[Records that describe figures]
-------
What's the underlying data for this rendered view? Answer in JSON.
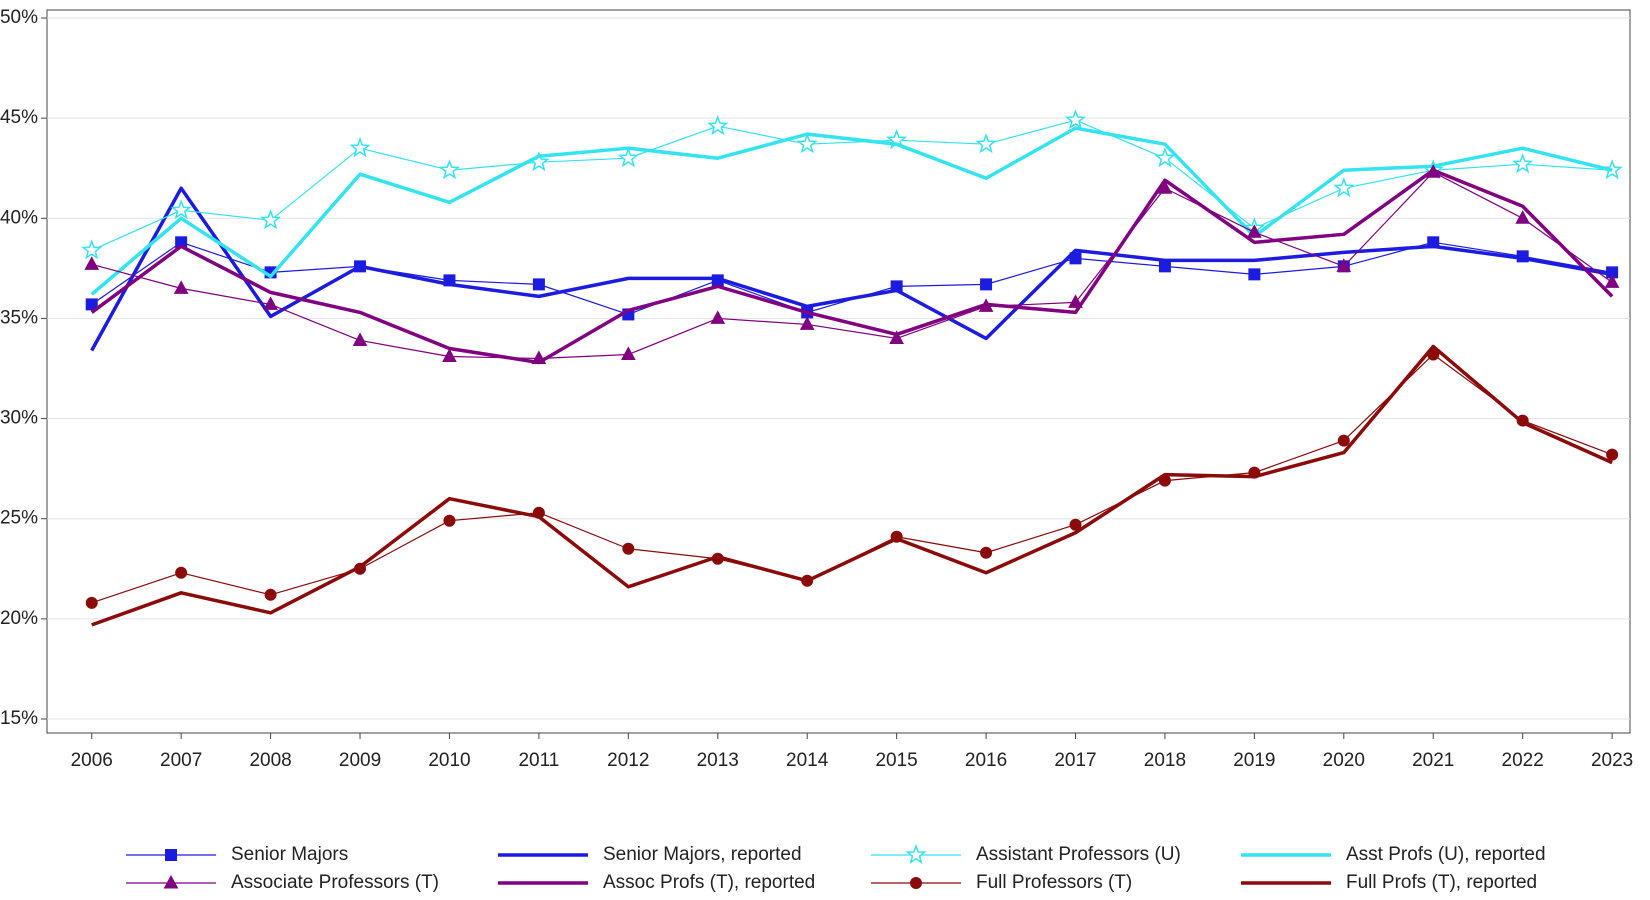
{
  "chart_data": {
    "type": "line",
    "x": [
      2006,
      2007,
      2008,
      2009,
      2010,
      2011,
      2012,
      2013,
      2014,
      2015,
      2016,
      2017,
      2018,
      2019,
      2020,
      2021,
      2022,
      2023
    ],
    "xlim": [
      2005.5,
      2023.2
    ],
    "xticks": [
      2006,
      2007,
      2008,
      2009,
      2010,
      2011,
      2012,
      2013,
      2014,
      2015,
      2016,
      2017,
      2018,
      2019,
      2020,
      2021,
      2022,
      2023
    ],
    "ylim": [
      14.3,
      50.4
    ],
    "yticks": [
      {
        "value": 15,
        "label": "15%"
      },
      {
        "value": 20,
        "label": "20%"
      },
      {
        "value": 25,
        "label": "25%"
      },
      {
        "value": 30,
        "label": "30%"
      },
      {
        "value": 35,
        "label": "35%"
      },
      {
        "value": 40,
        "label": "40%"
      },
      {
        "value": 45,
        "label": "45%"
      },
      {
        "value": 50,
        "label": "50%"
      }
    ],
    "grid": true,
    "legend": "bottom",
    "series": [
      {
        "name": "Senior Majors",
        "color": "#1c1ce0",
        "marker": "square",
        "line_width": 1.2,
        "values": [
          35.7,
          38.8,
          37.3,
          37.6,
          36.9,
          36.7,
          35.2,
          36.9,
          35.3,
          36.6,
          36.7,
          38.0,
          37.6,
          37.2,
          37.6,
          38.8,
          38.1,
          37.3
        ]
      },
      {
        "name": "Senior Majors, reported",
        "color": "#1c1ce0",
        "marker": "none",
        "line_width": 3.5,
        "values": [
          33.4,
          41.5,
          35.1,
          37.6,
          36.7,
          36.1,
          37.0,
          37.0,
          35.6,
          36.4,
          34.0,
          38.4,
          37.9,
          37.9,
          38.3,
          38.6,
          38.0,
          37.2
        ]
      },
      {
        "name": "Assistant Professors (U)",
        "color": "#33e3f0",
        "marker": "star",
        "line_width": 1.2,
        "values": [
          38.4,
          40.4,
          39.9,
          43.5,
          42.4,
          42.8,
          43.0,
          44.6,
          43.7,
          43.9,
          43.7,
          44.9,
          43.0,
          39.5,
          41.5,
          42.4,
          42.7,
          42.4
        ]
      },
      {
        "name": "Asst Profs (U), reported",
        "color": "#33e3f0",
        "marker": "none",
        "line_width": 3.5,
        "values": [
          36.2,
          40.0,
          37.1,
          42.2,
          40.8,
          43.1,
          43.5,
          43.0,
          44.2,
          43.7,
          42.0,
          44.5,
          43.7,
          39.1,
          42.4,
          42.6,
          43.5,
          42.4
        ]
      },
      {
        "name": "Associate Professors (T)",
        "color": "#800080",
        "marker": "triangle",
        "line_width": 1.2,
        "values": [
          37.7,
          36.5,
          35.7,
          33.9,
          33.1,
          33.0,
          33.2,
          35.0,
          34.7,
          34.0,
          35.6,
          35.8,
          41.5,
          39.3,
          37.6,
          42.3,
          40.0,
          36.8
        ]
      },
      {
        "name": "Assoc Profs (T), reported",
        "color": "#800080",
        "marker": "none",
        "line_width": 3.5,
        "values": [
          35.3,
          38.6,
          36.3,
          35.3,
          33.5,
          32.8,
          35.4,
          36.6,
          35.3,
          34.2,
          35.7,
          35.3,
          41.9,
          38.8,
          39.2,
          42.4,
          40.6,
          36.1
        ]
      },
      {
        "name": "Full Professors (T)",
        "color": "#8b0a0a",
        "marker": "circle",
        "line_width": 1.2,
        "values": [
          20.8,
          22.3,
          21.2,
          22.5,
          24.9,
          25.3,
          23.5,
          23.0,
          21.9,
          24.1,
          23.3,
          24.7,
          26.9,
          27.3,
          28.9,
          33.2,
          29.9,
          28.2
        ]
      },
      {
        "name": "Full Profs (T), reported",
        "color": "#8b0a0a",
        "marker": "none",
        "line_width": 3.5,
        "values": [
          19.7,
          21.3,
          20.3,
          22.6,
          26.0,
          25.1,
          21.6,
          23.1,
          21.9,
          24.0,
          22.3,
          24.3,
          27.2,
          27.1,
          28.3,
          33.6,
          29.8,
          27.8
        ]
      }
    ]
  }
}
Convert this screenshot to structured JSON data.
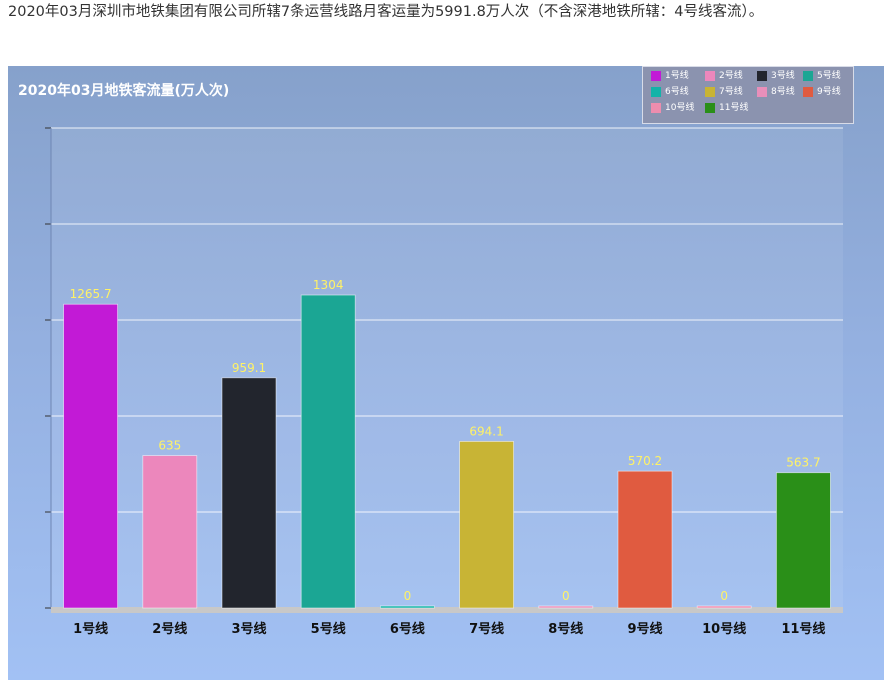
{
  "headline": "2020年03月深圳市地铁集团有限公司所辖7条运营线路月客运量为5991.8万人次（不含深港地铁所辖：4号线客流）。",
  "chart_data": {
    "type": "bar",
    "title": "2020年03月地铁客流量(万人次)",
    "categories": [
      "1号线",
      "2号线",
      "3号线",
      "5号线",
      "6号线",
      "7号线",
      "8号线",
      "9号线",
      "10号线",
      "11号线"
    ],
    "values": [
      1265.7,
      635,
      959.1,
      1304,
      0,
      694.1,
      0,
      570.2,
      0,
      563.7
    ],
    "colors": [
      "#c21ad6",
      "#ec87bc",
      "#22252d",
      "#1ba694",
      "#13b3a8",
      "#c8b435",
      "#e88fba",
      "#e05b40",
      "#ed8dae",
      "#2a8f18"
    ],
    "legend": {
      "position": "top-right",
      "entries": [
        "1号线",
        "2号线",
        "3号线",
        "5号线",
        "6号线",
        "7号线",
        "8号线",
        "9号线",
        "10号线",
        "11号线"
      ]
    },
    "ylim": [
      0,
      2000
    ],
    "grid": true,
    "data_label_color": "#fff266",
    "xlabel": "",
    "ylabel": ""
  }
}
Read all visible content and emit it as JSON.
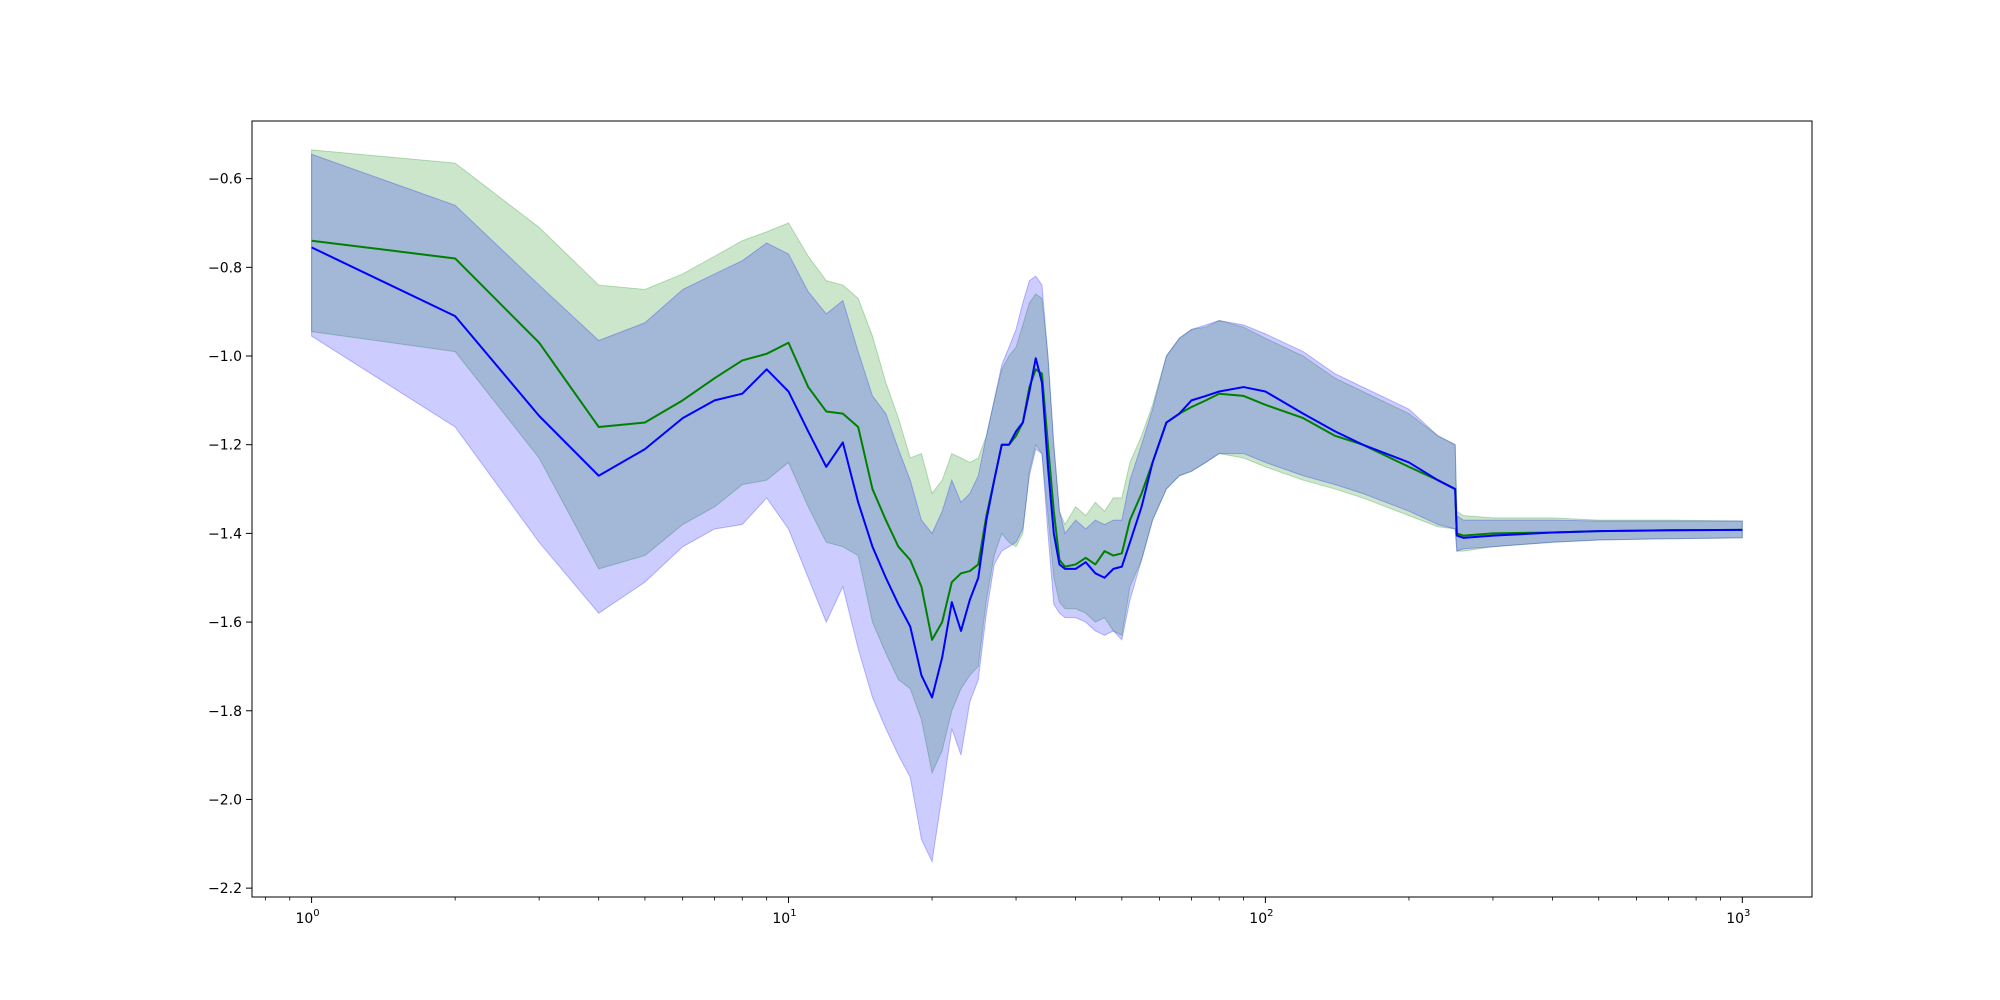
{
  "chart_data": {
    "type": "line",
    "title": "",
    "xlabel": "",
    "ylabel": "",
    "xscale": "log",
    "xlim": [
      0.75,
      1400
    ],
    "ylim": [
      -2.22,
      -0.47
    ],
    "grid": false,
    "y_ticks": [
      -0.6,
      -0.8,
      -1.0,
      -1.2,
      -1.4,
      -1.6,
      -1.8,
      -2.0,
      -2.2
    ],
    "y_tick_labels": [
      "−0.6",
      "−0.8",
      "−1.0",
      "−1.2",
      "−1.4",
      "−1.6",
      "−1.8",
      "−2.0",
      "−2.2"
    ],
    "x_major_ticks": [
      1,
      10,
      100,
      1000
    ],
    "x_tick_labels": [
      {
        "base": "10",
        "exp": "0"
      },
      {
        "base": "10",
        "exp": "1"
      },
      {
        "base": "10",
        "exp": "2"
      },
      {
        "base": "10",
        "exp": "3"
      }
    ],
    "series": [
      {
        "color": "#008000",
        "band_color": "#008000",
        "x": [
          1,
          2,
          3,
          4,
          5,
          6,
          7,
          8,
          9,
          10,
          11,
          12,
          13,
          14,
          15,
          16,
          17,
          18,
          19,
          20,
          21,
          22,
          23,
          24,
          25,
          26,
          27,
          28,
          29,
          30,
          31,
          32,
          33,
          34,
          35,
          36,
          37,
          38,
          40,
          42,
          44,
          46,
          48,
          50,
          52,
          55,
          58,
          62,
          66,
          70,
          75,
          80,
          90,
          100,
          120,
          140,
          160,
          200,
          230,
          250,
          252,
          260,
          300,
          400,
          500,
          700,
          1000
        ],
        "mean": [
          -0.74,
          -0.78,
          -0.97,
          -1.16,
          -1.15,
          -1.1,
          -1.05,
          -1.01,
          -0.995,
          -0.97,
          -1.07,
          -1.125,
          -1.13,
          -1.16,
          -1.3,
          -1.37,
          -1.43,
          -1.46,
          -1.52,
          -1.64,
          -1.6,
          -1.51,
          -1.49,
          -1.485,
          -1.47,
          -1.36,
          -1.28,
          -1.2,
          -1.2,
          -1.18,
          -1.15,
          -1.07,
          -1.03,
          -1.04,
          -1.2,
          -1.35,
          -1.46,
          -1.475,
          -1.47,
          -1.455,
          -1.47,
          -1.44,
          -1.45,
          -1.445,
          -1.37,
          -1.31,
          -1.24,
          -1.15,
          -1.13,
          -1.115,
          -1.1,
          -1.085,
          -1.09,
          -1.11,
          -1.14,
          -1.18,
          -1.2,
          -1.25,
          -1.28,
          -1.3,
          -1.4,
          -1.405,
          -1.4,
          -1.398,
          -1.395,
          -1.393,
          -1.392
        ],
        "upper": [
          -0.535,
          -0.565,
          -0.71,
          -0.84,
          -0.85,
          -0.815,
          -0.775,
          -0.74,
          -0.72,
          -0.7,
          -0.775,
          -0.83,
          -0.84,
          -0.87,
          -0.955,
          -1.06,
          -1.14,
          -1.23,
          -1.22,
          -1.31,
          -1.28,
          -1.22,
          -1.23,
          -1.24,
          -1.23,
          -1.18,
          -1.1,
          -1.03,
          -1.0,
          -0.98,
          -0.93,
          -0.88,
          -0.86,
          -0.87,
          -1.0,
          -1.2,
          -1.35,
          -1.38,
          -1.34,
          -1.36,
          -1.33,
          -1.35,
          -1.32,
          -1.32,
          -1.24,
          -1.18,
          -1.11,
          -1.0,
          -0.96,
          -0.94,
          -0.935,
          -0.92,
          -0.935,
          -0.96,
          -1.0,
          -1.05,
          -1.08,
          -1.13,
          -1.18,
          -1.2,
          -1.35,
          -1.36,
          -1.365,
          -1.365,
          -1.37,
          -1.37,
          -1.372
        ],
        "lower": [
          -0.945,
          -0.99,
          -1.23,
          -1.48,
          -1.45,
          -1.38,
          -1.34,
          -1.29,
          -1.28,
          -1.24,
          -1.34,
          -1.42,
          -1.43,
          -1.45,
          -1.6,
          -1.67,
          -1.73,
          -1.75,
          -1.82,
          -1.94,
          -1.89,
          -1.8,
          -1.75,
          -1.72,
          -1.7,
          -1.55,
          -1.45,
          -1.4,
          -1.42,
          -1.43,
          -1.4,
          -1.26,
          -1.2,
          -1.22,
          -1.36,
          -1.5,
          -1.555,
          -1.57,
          -1.57,
          -1.58,
          -1.6,
          -1.59,
          -1.62,
          -1.63,
          -1.52,
          -1.46,
          -1.37,
          -1.3,
          -1.27,
          -1.26,
          -1.24,
          -1.22,
          -1.23,
          -1.25,
          -1.28,
          -1.3,
          -1.32,
          -1.36,
          -1.385,
          -1.39,
          -1.44,
          -1.44,
          -1.43,
          -1.42,
          -1.415,
          -1.412,
          -1.41
        ]
      },
      {
        "color": "#0000ff",
        "band_color": "#0000ff",
        "x": [
          1,
          2,
          3,
          4,
          5,
          6,
          7,
          8,
          9,
          10,
          11,
          12,
          13,
          14,
          15,
          16,
          17,
          18,
          19,
          20,
          21,
          22,
          23,
          24,
          25,
          26,
          27,
          28,
          29,
          30,
          31,
          32,
          33,
          34,
          35,
          36,
          37,
          38,
          40,
          42,
          44,
          46,
          48,
          50,
          52,
          55,
          58,
          62,
          66,
          70,
          75,
          80,
          90,
          100,
          120,
          140,
          160,
          200,
          230,
          250,
          252,
          260,
          300,
          400,
          500,
          700,
          1000
        ],
        "mean": [
          -0.755,
          -0.91,
          -1.135,
          -1.27,
          -1.21,
          -1.14,
          -1.1,
          -1.085,
          -1.03,
          -1.08,
          -1.17,
          -1.25,
          -1.195,
          -1.33,
          -1.43,
          -1.5,
          -1.56,
          -1.61,
          -1.72,
          -1.77,
          -1.68,
          -1.555,
          -1.62,
          -1.55,
          -1.5,
          -1.37,
          -1.28,
          -1.2,
          -1.2,
          -1.17,
          -1.15,
          -1.08,
          -1.005,
          -1.06,
          -1.25,
          -1.4,
          -1.47,
          -1.48,
          -1.48,
          -1.465,
          -1.49,
          -1.5,
          -1.48,
          -1.475,
          -1.42,
          -1.34,
          -1.24,
          -1.15,
          -1.13,
          -1.1,
          -1.09,
          -1.08,
          -1.07,
          -1.08,
          -1.13,
          -1.17,
          -1.2,
          -1.24,
          -1.28,
          -1.3,
          -1.405,
          -1.41,
          -1.405,
          -1.398,
          -1.395,
          -1.393,
          -1.392
        ],
        "upper": [
          -0.545,
          -0.66,
          -0.84,
          -0.965,
          -0.925,
          -0.85,
          -0.815,
          -0.785,
          -0.745,
          -0.77,
          -0.855,
          -0.905,
          -0.875,
          -0.99,
          -1.09,
          -1.13,
          -1.21,
          -1.28,
          -1.37,
          -1.4,
          -1.35,
          -1.28,
          -1.33,
          -1.31,
          -1.27,
          -1.18,
          -1.1,
          -1.02,
          -0.98,
          -0.94,
          -0.88,
          -0.83,
          -0.82,
          -0.84,
          -1.0,
          -1.2,
          -1.35,
          -1.4,
          -1.37,
          -1.39,
          -1.37,
          -1.38,
          -1.37,
          -1.37,
          -1.28,
          -1.2,
          -1.12,
          -1.0,
          -0.96,
          -0.94,
          -0.93,
          -0.92,
          -0.93,
          -0.95,
          -0.99,
          -1.04,
          -1.07,
          -1.12,
          -1.18,
          -1.2,
          -1.36,
          -1.37,
          -1.37,
          -1.37,
          -1.372,
          -1.372,
          -1.372
        ],
        "lower": [
          -0.955,
          -1.16,
          -1.42,
          -1.58,
          -1.51,
          -1.43,
          -1.39,
          -1.38,
          -1.32,
          -1.39,
          -1.5,
          -1.6,
          -1.52,
          -1.66,
          -1.77,
          -1.84,
          -1.9,
          -1.95,
          -2.09,
          -2.14,
          -1.99,
          -1.84,
          -1.9,
          -1.78,
          -1.73,
          -1.58,
          -1.47,
          -1.44,
          -1.43,
          -1.42,
          -1.39,
          -1.27,
          -1.21,
          -1.22,
          -1.4,
          -1.56,
          -1.58,
          -1.59,
          -1.59,
          -1.6,
          -1.62,
          -1.63,
          -1.62,
          -1.64,
          -1.55,
          -1.46,
          -1.37,
          -1.3,
          -1.27,
          -1.26,
          -1.24,
          -1.22,
          -1.22,
          -1.24,
          -1.27,
          -1.29,
          -1.31,
          -1.35,
          -1.38,
          -1.39,
          -1.44,
          -1.435,
          -1.43,
          -1.42,
          -1.415,
          -1.412,
          -1.41
        ]
      }
    ]
  }
}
-------
__Problem details__. Show the lines of the records that contain the word "Profs".

__The answer__.
        "name": "Asst Profs (U), reported",
        "name": "Assoc Profs (T), reported",
        "name": "Full Profs (T), reported",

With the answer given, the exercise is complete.